_WORK INSTRUCTIONS:_
Your answer should be a single number: the count of lines containing the string "high".

_DATASET:_
┄┄┄┄┄┄┄┄┄┄┄┄┄┄┄┄┄┄┄┄
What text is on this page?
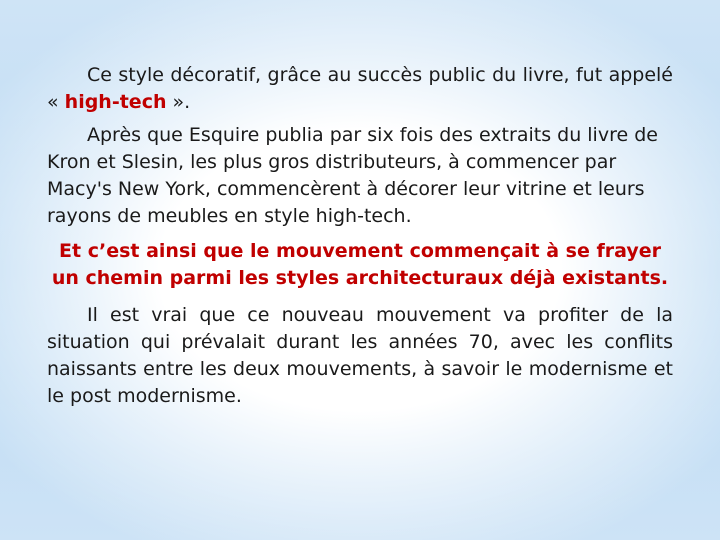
Ce style décoratif, grâce au succès public du livre, fut appelé « high-tech ».

Après que Esquire publia par six fois des extraits du livre de Kron et Slesin, les plus gros distributeurs, à commencer par Macy's New York, commencèrent à décorer leur vitrine et leurs rayons de meubles en style high-tech.

Et c’est ainsi que le mouvement commençait à se frayer un chemin parmi les styles architecturaux déjà existants.

Il est vrai que ce nouveau mouvement va profiter de la situation qui prévalait durant les années 70, avec les conflits naissants entre les deux mouvements, à savoir le modernisme et le post modernisme.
┄┄┄┄┄┄┄┄┄┄┄┄┄┄┄┄┄┄┄┄
_ANSWER TO THIS EXERCISE:_
2